**Data excerpts**
»»

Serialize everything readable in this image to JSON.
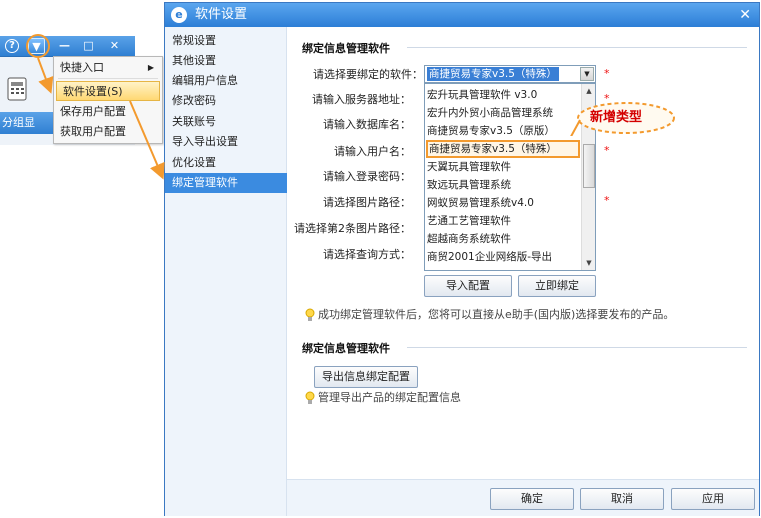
{
  "mini_window": {
    "help_icon": "?",
    "menu_icon": "▼",
    "min_icon": "—",
    "max_icon": "□",
    "close_icon": "✕",
    "bottom_text": "分组显"
  },
  "dropdown_menu": {
    "items": [
      {
        "label": "快捷入口",
        "submenu": true
      },
      {
        "label": "软件设置(S)",
        "selected": true
      },
      {
        "label": "保存用户配置"
      },
      {
        "label": "获取用户配置"
      }
    ]
  },
  "dialog": {
    "title": "软件设置",
    "close": "✕",
    "nav": [
      {
        "label": "常规设置"
      },
      {
        "label": "其他设置"
      },
      {
        "label": "编辑用户信息"
      },
      {
        "label": "修改密码"
      },
      {
        "label": "关联账号"
      },
      {
        "label": "导入导出设置"
      },
      {
        "label": "优化设置"
      },
      {
        "label": "绑定管理软件",
        "active": true
      }
    ],
    "section1": {
      "title": "绑定信息管理软件",
      "labels": {
        "software": "请选择要绑定的软件：",
        "server": "请输入服务器地址：",
        "database": "请输入数据库名：",
        "username": "请输入用户名：",
        "password": "请输入登录密码：",
        "image_path": "请选择图片路径：",
        "image_path2": "请选择第2条图片路径：",
        "query": "请选择查询方式："
      },
      "required_mark": "*",
      "selected_value": "商捷贸易专家v3.5（特殊）",
      "options": [
        "宏升玩具管理软件 v3.0",
        "宏升内外贸小商品管理系统",
        "商捷贸易专家v3.5（原版）",
        "商捷贸易专家v3.5（特殊）",
        "天翼玩具管理软件",
        "致远玩具管理系统",
        "网蚁贸易管理系统v4.0",
        "艺通工艺管理软件",
        "超越商务系统软件",
        "商贸2001企业网络版-导出"
      ],
      "highlighted_index": 3,
      "import_button": "导入配置",
      "bind_button": "立即绑定",
      "tip": "成功绑定管理软件后，您将可以直接从e助手(国内版)选择要发布的产品。"
    },
    "section2": {
      "title": "绑定信息管理软件",
      "export_button": "导出信息绑定配置",
      "tip": "管理导出产品的绑定配置信息"
    },
    "footer": {
      "ok": "确定",
      "cancel": "取消",
      "apply": "应用"
    }
  },
  "callout": {
    "text": "新增类型"
  },
  "colors": {
    "accent": "#2c7ed6",
    "annotation": "#f39a2e",
    "callout_text": "#d40000"
  }
}
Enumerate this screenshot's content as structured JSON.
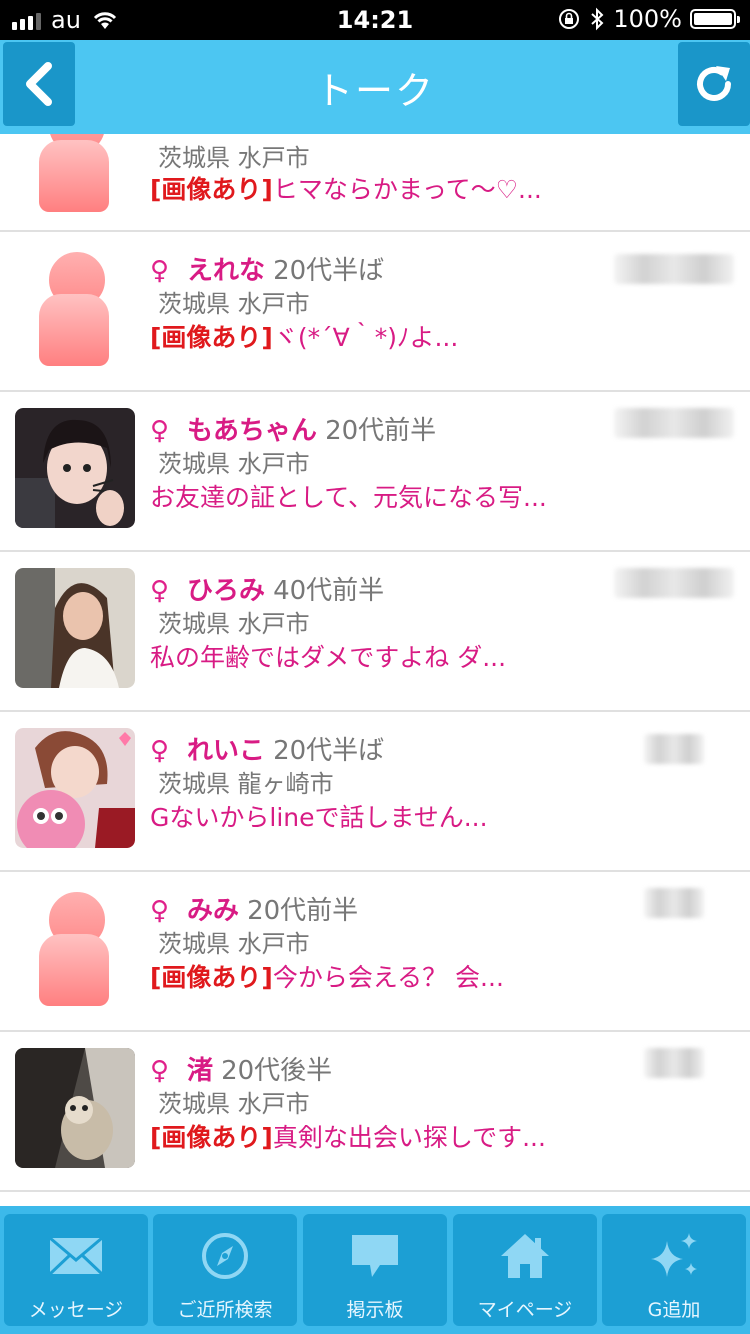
{
  "status_bar": {
    "carrier": "au",
    "time": "14:21",
    "battery": "100%",
    "battery_level": 1.0
  },
  "header": {
    "title": "トーク",
    "back_icon": "chevron-left-icon",
    "refresh_icon": "refresh-icon"
  },
  "colors": {
    "header_bg": "#4cc6f2",
    "header_button_bg": "#1a96c9",
    "tabbar_bg": "#3cb9ea",
    "name_pink": "#d81b84",
    "image_tag_red": "#e0191d"
  },
  "talks": [
    {
      "sex": "",
      "name": "",
      "age": "",
      "location": "茨城県 水戸市",
      "tag": "[画像あり]",
      "message": "ヒマならかまって〜♡...",
      "avatar": "default"
    },
    {
      "sex": "♀",
      "name": "えれな",
      "age": "20代半ば",
      "location": "茨城県 水戸市",
      "tag": "[画像あり]",
      "message": "ヾ(*´∀｀*)ﾉよ...",
      "avatar": "default"
    },
    {
      "sex": "♀",
      "name": "もあちゃん",
      "age": "20代前半",
      "location": "茨城県 水戸市",
      "tag": "",
      "message": "お友達の証として、元気になる写...",
      "avatar": "photo"
    },
    {
      "sex": "♀",
      "name": "ひろみ",
      "age": "40代前半",
      "location": "茨城県 水戸市",
      "tag": "",
      "message": "私の年齢ではダメですよね ダ...",
      "avatar": "photo"
    },
    {
      "sex": "♀",
      "name": "れいこ",
      "age": "20代半ば",
      "location": "茨城県 龍ヶ崎市",
      "tag": "",
      "message": "Gないからlineで話しません...",
      "avatar": "photo"
    },
    {
      "sex": "♀",
      "name": "みみ",
      "age": "20代前半",
      "location": "茨城県 水戸市",
      "tag": "[画像あり]",
      "message": "今から会える？ 会...",
      "avatar": "default"
    },
    {
      "sex": "♀",
      "name": "渚",
      "age": "20代後半",
      "location": "茨城県 水戸市",
      "tag": "[画像あり]",
      "message": "真剣な出会い探しです...",
      "avatar": "photo"
    }
  ],
  "tabs": [
    {
      "label": "メッセージ",
      "icon": "envelope-icon"
    },
    {
      "label": "ご近所検索",
      "icon": "compass-icon"
    },
    {
      "label": "掲示板",
      "icon": "speech-bubble-icon"
    },
    {
      "label": "マイページ",
      "icon": "home-icon"
    },
    {
      "label": "G追加",
      "icon": "sparkle-icon"
    }
  ]
}
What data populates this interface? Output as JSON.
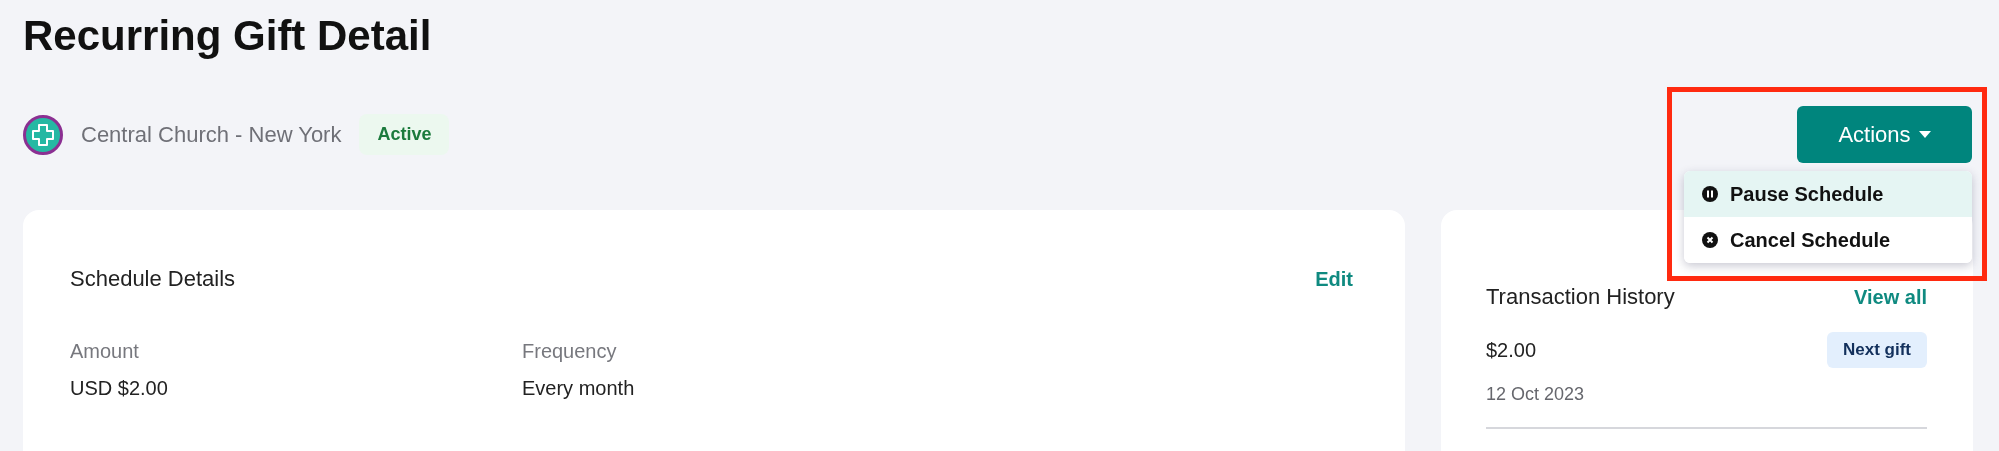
{
  "page_title": "Recurring Gift Detail",
  "organization": {
    "name": "Central Church - New York",
    "status": "Active"
  },
  "actions": {
    "label": "Actions",
    "expanded": true,
    "highlighted": true,
    "menu": [
      {
        "label": "Pause Schedule",
        "kind": "pause",
        "selected": true
      },
      {
        "label": "Cancel Schedule",
        "kind": "cancel",
        "selected": false
      }
    ]
  },
  "schedule_details": {
    "title": "Schedule Details",
    "edit_link": "Edit",
    "fields": [
      {
        "label": "Amount",
        "value": "USD $2.00"
      },
      {
        "label": "Frequency",
        "value": "Every month"
      }
    ]
  },
  "transaction_history": {
    "title": "Transaction History",
    "view_all_link": "View all",
    "transactions": [
      {
        "amount": "$2.00",
        "date": "12 Oct 2023",
        "badge": "Next gift"
      }
    ]
  }
}
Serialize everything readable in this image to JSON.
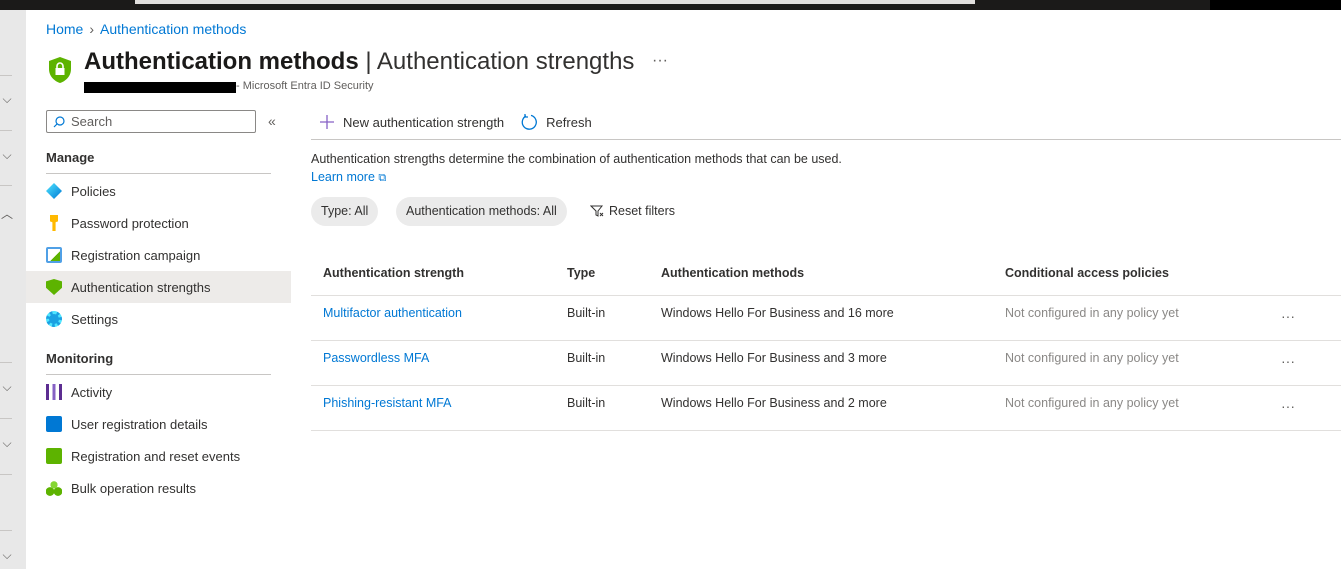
{
  "breadcrumb": {
    "home": "Home",
    "current": "Authentication methods"
  },
  "header": {
    "title_bold": "Authentication methods",
    "title_rest": " | Authentication strengths",
    "subtitle": "- Microsoft Entra ID Security",
    "more": "···"
  },
  "sidebar": {
    "search_placeholder": "Search",
    "collapse": "«",
    "sections": [
      {
        "label": "Manage"
      },
      {
        "label": "Monitoring"
      }
    ],
    "manage": [
      {
        "label": "Policies"
      },
      {
        "label": "Password protection"
      },
      {
        "label": "Registration campaign"
      },
      {
        "label": "Authentication strengths"
      },
      {
        "label": "Settings"
      }
    ],
    "monitoring": [
      {
        "label": "Activity"
      },
      {
        "label": "User registration details"
      },
      {
        "label": "Registration and reset events"
      },
      {
        "label": "Bulk operation results"
      }
    ]
  },
  "toolbar": {
    "new": "New authentication strength",
    "refresh": "Refresh"
  },
  "main": {
    "description": "Authentication strengths determine the combination of authentication methods that can be used.",
    "learn_more": "Learn more",
    "filters": {
      "type": "Type: All",
      "methods": "Authentication methods: All",
      "reset": "Reset filters"
    },
    "columns": [
      "Authentication strength",
      "Type",
      "Authentication methods",
      "Conditional access policies"
    ],
    "rows": [
      {
        "name": "Multifactor authentication",
        "type": "Built-in",
        "methods": "Windows Hello For Business and 16 more",
        "policies": "Not configured in any policy yet",
        "more": "···"
      },
      {
        "name": "Passwordless MFA",
        "type": "Built-in",
        "methods": "Windows Hello For Business and 3 more",
        "policies": "Not configured in any policy yet",
        "more": "···"
      },
      {
        "name": "Phishing-resistant MFA",
        "type": "Built-in",
        "methods": "Windows Hello For Business and 2 more",
        "policies": "Not configured in any policy yet",
        "more": "···"
      }
    ]
  },
  "colors": {
    "accent": "#0078d4",
    "selected": "#edebe9",
    "shield": "#5db300"
  }
}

««

**The request**
Write out every record above exactly as it stands, but leave out the pictures.

**Written response**
Serialize everything readable in this image to JSON.
{
  "mini_window": {
    "help_icon": "?",
    "menu_icon": "▼",
    "min_icon": "—",
    "max_icon": "□",
    "close_icon": "✕",
    "bottom_text": "分组显"
  },
  "dropdown_menu": {
    "items": [
      {
        "label": "快捷入口",
        "submenu": true
      },
      {
        "label": "软件设置(S)",
        "selected": true
      },
      {
        "label": "保存用户配置"
      },
      {
        "label": "获取用户配置"
      }
    ]
  },
  "dialog": {
    "title": "软件设置",
    "close": "✕",
    "nav": [
      {
        "label": "常规设置"
      },
      {
        "label": "其他设置"
      },
      {
        "label": "编辑用户信息"
      },
      {
        "label": "修改密码"
      },
      {
        "label": "关联账号"
      },
      {
        "label": "导入导出设置"
      },
      {
        "label": "优化设置"
      },
      {
        "label": "绑定管理软件",
        "active": true
      }
    ],
    "section1": {
      "title": "绑定信息管理软件",
      "labels": {
        "software": "请选择要绑定的软件：",
        "server": "请输入服务器地址：",
        "database": "请输入数据库名：",
        "username": "请输入用户名：",
        "password": "请输入登录密码：",
        "image_path": "请选择图片路径：",
        "image_path2": "请选择第2条图片路径：",
        "query": "请选择查询方式："
      },
      "required_mark": "*",
      "selected_value": "商捷贸易专家v3.5（特殊）",
      "options": [
        "宏升玩具管理软件 v3.0",
        "宏升内外贸小商品管理系统",
        "商捷贸易专家v3.5（原版）",
        "商捷贸易专家v3.5（特殊）",
        "天翼玩具管理软件",
        "致远玩具管理系统",
        "网蚁贸易管理系统v4.0",
        "艺通工艺管理软件",
        "超越商务系统软件",
        "商贸2001企业网络版-导出"
      ],
      "highlighted_index": 3,
      "import_button": "导入配置",
      "bind_button": "立即绑定",
      "tip": "成功绑定管理软件后，您将可以直接从e助手(国内版)选择要发布的产品。"
    },
    "section2": {
      "title": "绑定信息管理软件",
      "export_button": "导出信息绑定配置",
      "tip": "管理导出产品的绑定配置信息"
    },
    "footer": {
      "ok": "确定",
      "cancel": "取消",
      "apply": "应用"
    }
  },
  "callout": {
    "text": "新增类型"
  },
  "colors": {
    "accent": "#2c7ed6",
    "annotation": "#f39a2e",
    "callout_text": "#d40000"
  }
}
Enumerate this screenshot's content as structured JSON.
{
  "status_bar": {
    "carrier": "au",
    "time": "14:21",
    "battery": "100%",
    "battery_level": 1.0
  },
  "header": {
    "title": "トーク",
    "back_icon": "chevron-left-icon",
    "refresh_icon": "refresh-icon"
  },
  "colors": {
    "header_bg": "#4cc6f2",
    "header_button_bg": "#1a96c9",
    "tabbar_bg": "#3cb9ea",
    "name_pink": "#d81b84",
    "image_tag_red": "#e0191d"
  },
  "talks": [
    {
      "sex": "",
      "name": "",
      "age": "",
      "location": "茨城県 水戸市",
      "tag": "[画像あり]",
      "message": "ヒマならかまって〜♡...",
      "avatar": "default"
    },
    {
      "sex": "♀",
      "name": "えれな",
      "age": "20代半ば",
      "location": "茨城県 水戸市",
      "tag": "[画像あり]",
      "message": "ヾ(*´∀｀*)ﾉよ...",
      "avatar": "default"
    },
    {
      "sex": "♀",
      "name": "もあちゃん",
      "age": "20代前半",
      "location": "茨城県 水戸市",
      "tag": "",
      "message": "お友達の証として、元気になる写...",
      "avatar": "photo"
    },
    {
      "sex": "♀",
      "name": "ひろみ",
      "age": "40代前半",
      "location": "茨城県 水戸市",
      "tag": "",
      "message": "私の年齢ではダメですよね ダ...",
      "avatar": "photo"
    },
    {
      "sex": "♀",
      "name": "れいこ",
      "age": "20代半ば",
      "location": "茨城県 龍ヶ崎市",
      "tag": "",
      "message": "Gないからlineで話しません...",
      "avatar": "photo"
    },
    {
      "sex": "♀",
      "name": "みみ",
      "age": "20代前半",
      "location": "茨城県 水戸市",
      "tag": "[画像あり]",
      "message": "今から会える？ 会...",
      "avatar": "default"
    },
    {
      "sex": "♀",
      "name": "渚",
      "age": "20代後半",
      "location": "茨城県 水戸市",
      "tag": "[画像あり]",
      "message": "真剣な出会い探しです...",
      "avatar": "photo"
    }
  ],
  "tabs": [
    {
      "label": "メッセージ",
      "icon": "envelope-icon"
    },
    {
      "label": "ご近所検索",
      "icon": "compass-icon"
    },
    {
      "label": "掲示板",
      "icon": "speech-bubble-icon"
    },
    {
      "label": "マイページ",
      "icon": "home-icon"
    },
    {
      "label": "G追加",
      "icon": "sparkle-icon"
    }
  ]
}
What data populates this interface? Output as JSON.
{
  "page_title": "Recurring Gift Detail",
  "organization": {
    "name": "Central Church - New York",
    "status": "Active"
  },
  "actions": {
    "label": "Actions",
    "expanded": true,
    "highlighted": true,
    "menu": [
      {
        "label": "Pause Schedule",
        "kind": "pause",
        "selected": true
      },
      {
        "label": "Cancel Schedule",
        "kind": "cancel",
        "selected": false
      }
    ]
  },
  "schedule_details": {
    "title": "Schedule Details",
    "edit_link": "Edit",
    "fields": [
      {
        "label": "Amount",
        "value": "USD $2.00"
      },
      {
        "label": "Frequency",
        "value": "Every month"
      }
    ]
  },
  "transaction_history": {
    "title": "Transaction History",
    "view_all_link": "View all",
    "transactions": [
      {
        "amount": "$2.00",
        "date": "12 Oct 2023",
        "badge": "Next gift"
      }
    ]
  }
}
Serialize everything readable in this image to JSON.
{
  "breadcrumb": {
    "home": "Home",
    "current": "Authentication methods"
  },
  "header": {
    "title_bold": "Authentication methods",
    "title_rest": " | Authentication strengths",
    "subtitle": "- Microsoft Entra ID Security",
    "more": "···"
  },
  "sidebar": {
    "search_placeholder": "Search",
    "collapse": "«",
    "sections": [
      {
        "label": "Manage"
      },
      {
        "label": "Monitoring"
      }
    ],
    "manage": [
      {
        "label": "Policies"
      },
      {
        "label": "Password protection"
      },
      {
        "label": "Registration campaign"
      },
      {
        "label": "Authentication strengths"
      },
      {
        "label": "Settings"
      }
    ],
    "monitoring": [
      {
        "label": "Activity"
      },
      {
        "label": "User registration details"
      },
      {
        "label": "Registration and reset events"
      },
      {
        "label": "Bulk operation results"
      }
    ]
  },
  "toolbar": {
    "new": "New authentication strength",
    "refresh": "Refresh"
  },
  "main": {
    "description": "Authentication strengths determine the combination of authentication methods that can be used.",
    "learn_more": "Learn more",
    "filters": {
      "type": "Type: All",
      "methods": "Authentication methods: All",
      "reset": "Reset filters"
    },
    "columns": [
      "Authentication strength",
      "Type",
      "Authentication methods",
      "Conditional access policies"
    ],
    "rows": [
      {
        "name": "Multifactor authentication",
        "type": "Built-in",
        "methods": "Windows Hello For Business and 16 more",
        "policies": "Not configured in any policy yet",
        "more": "···"
      },
      {
        "name": "Passwordless MFA",
        "type": "Built-in",
        "methods": "Windows Hello For Business and 3 more",
        "policies": "Not configured in any policy yet",
        "more": "···"
      },
      {
        "name": "Phishing-resistant MFA",
        "type": "Built-in",
        "methods": "Windows Hello For Business and 2 more",
        "policies": "Not configured in any policy yet",
        "more": "···"
      }
    ]
  },
  "colors": {
    "accent": "#0078d4",
    "selected": "#edebe9",
    "shield": "#5db300"
  }
}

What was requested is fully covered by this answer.